OBJECTIVE:
Repeat every record below exactly, leaving out the pictures.

THE RECORDS:
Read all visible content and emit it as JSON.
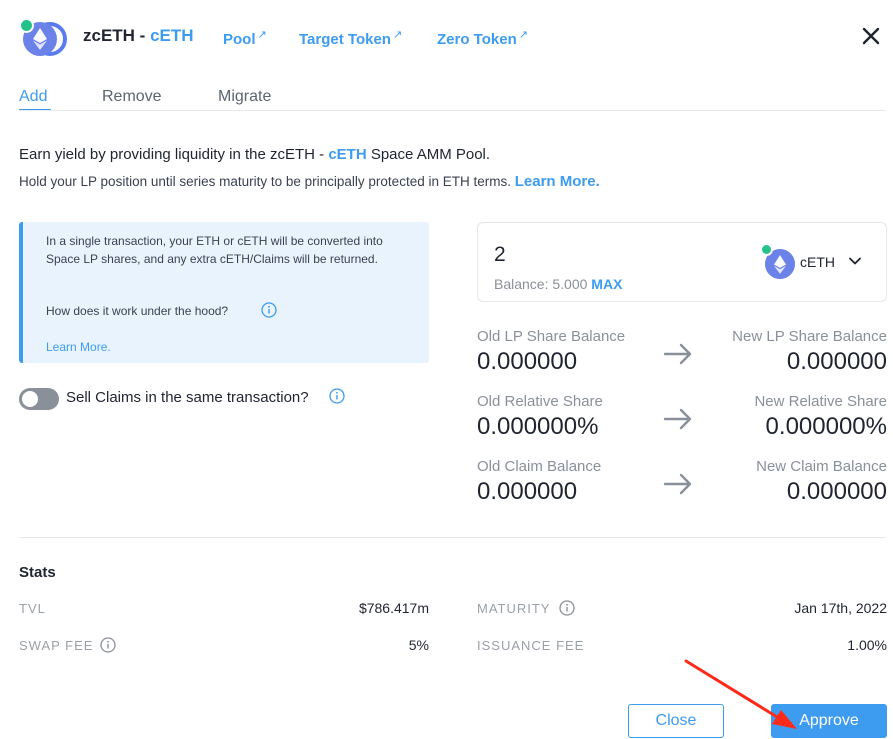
{
  "header": {
    "title_prefix": "zcETH - ",
    "title_accent": "cETH",
    "links": [
      {
        "label": "Pool",
        "ext": "↗"
      },
      {
        "label": "Target Token",
        "ext": "↗"
      },
      {
        "label": "Zero Token",
        "ext": "↗"
      }
    ]
  },
  "tabs": [
    "Add",
    "Remove",
    "Migrate"
  ],
  "intro": {
    "line1_prefix": "Earn yield by providing liquidity in the zcETH - ",
    "line1_accent": "cETH",
    "line1_suffix": " Space AMM Pool.",
    "line2": "Hold your LP position until series maturity to be principally protected in ETH terms. ",
    "learn_more": "Learn More."
  },
  "infobox": {
    "text": "In a single transaction, your ETH or cETH will be converted into Space LP shares, and any extra cETH/Claims will be returned.",
    "question": "How does it work under the hood?",
    "learn_more": "Learn More."
  },
  "toggle": {
    "label": "Sell Claims in the same transaction?",
    "on": false
  },
  "input": {
    "amount": "2",
    "balance_label": "Balance: 5.000",
    "max_label": "MAX",
    "token": "cETH"
  },
  "shares": [
    {
      "old_label": "Old LP Share Balance",
      "old_value": "0.000000",
      "new_label": "New LP Share Balance",
      "new_value": "0.000000"
    },
    {
      "old_label": "Old Relative Share",
      "old_value": "0.000000%",
      "new_label": "New Relative Share",
      "new_value": "0.000000%"
    },
    {
      "old_label": "Old Claim Balance",
      "old_value": "0.000000",
      "new_label": "New Claim Balance",
      "new_value": "0.000000"
    }
  ],
  "stats": {
    "heading": "Stats",
    "tvl_label": "TVL",
    "tvl_value": "$786.417m",
    "maturity_label": "MATURITY",
    "maturity_value": "Jan 17th, 2022",
    "swap_fee_label": "SWAP FEE",
    "swap_fee_value": "5%",
    "issuance_fee_label": "ISSUANCE FEE",
    "issuance_fee_value": "1.00%"
  },
  "buttons": {
    "close": "Close",
    "approve": "Approve"
  },
  "colors": {
    "accent": "#3d9cf0",
    "infobox_bg": "#e9f3fe",
    "badge": "#21c38a",
    "annotation": "#ff2a1a"
  }
}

WRITTEN SOLUTION:
Read all visible content and emit it as JSON.
{
  "header": {
    "title_prefix": "zcETH - ",
    "title_accent": "cETH",
    "links": [
      {
        "label": "Pool",
        "ext": "↗"
      },
      {
        "label": "Target Token",
        "ext": "↗"
      },
      {
        "label": "Zero Token",
        "ext": "↗"
      }
    ]
  },
  "tabs": [
    "Add",
    "Remove",
    "Migrate"
  ],
  "intro": {
    "line1_prefix": "Earn yield by providing liquidity in the zcETH - ",
    "line1_accent": "cETH",
    "line1_suffix": " Space AMM Pool.",
    "line2": "Hold your LP position until series maturity to be principally protected in ETH terms. ",
    "learn_more": "Learn More."
  },
  "infobox": {
    "text": "In a single transaction, your ETH or cETH will be converted into Space LP shares, and any extra cETH/Claims will be returned.",
    "question": "How does it work under the hood?",
    "learn_more": "Learn More."
  },
  "toggle": {
    "label": "Sell Claims in the same transaction?",
    "on": false
  },
  "input": {
    "amount": "2",
    "balance_label": "Balance: 5.000",
    "max_label": "MAX",
    "token": "cETH"
  },
  "shares": [
    {
      "old_label": "Old LP Share Balance",
      "old_value": "0.000000",
      "new_label": "New LP Share Balance",
      "new_value": "0.000000"
    },
    {
      "old_label": "Old Relative Share",
      "old_value": "0.000000%",
      "new_label": "New Relative Share",
      "new_value": "0.000000%"
    },
    {
      "old_label": "Old Claim Balance",
      "old_value": "0.000000",
      "new_label": "New Claim Balance",
      "new_value": "0.000000"
    }
  ],
  "stats": {
    "heading": "Stats",
    "tvl_label": "TVL",
    "tvl_value": "$786.417m",
    "maturity_label": "MATURITY",
    "maturity_value": "Jan 17th, 2022",
    "swap_fee_label": "SWAP FEE",
    "swap_fee_value": "5%",
    "issuance_fee_label": "ISSUANCE FEE",
    "issuance_fee_value": "1.00%"
  },
  "buttons": {
    "close": "Close",
    "approve": "Approve"
  },
  "colors": {
    "accent": "#3d9cf0",
    "infobox_bg": "#e9f3fe",
    "badge": "#21c38a",
    "annotation": "#ff2a1a"
  }
}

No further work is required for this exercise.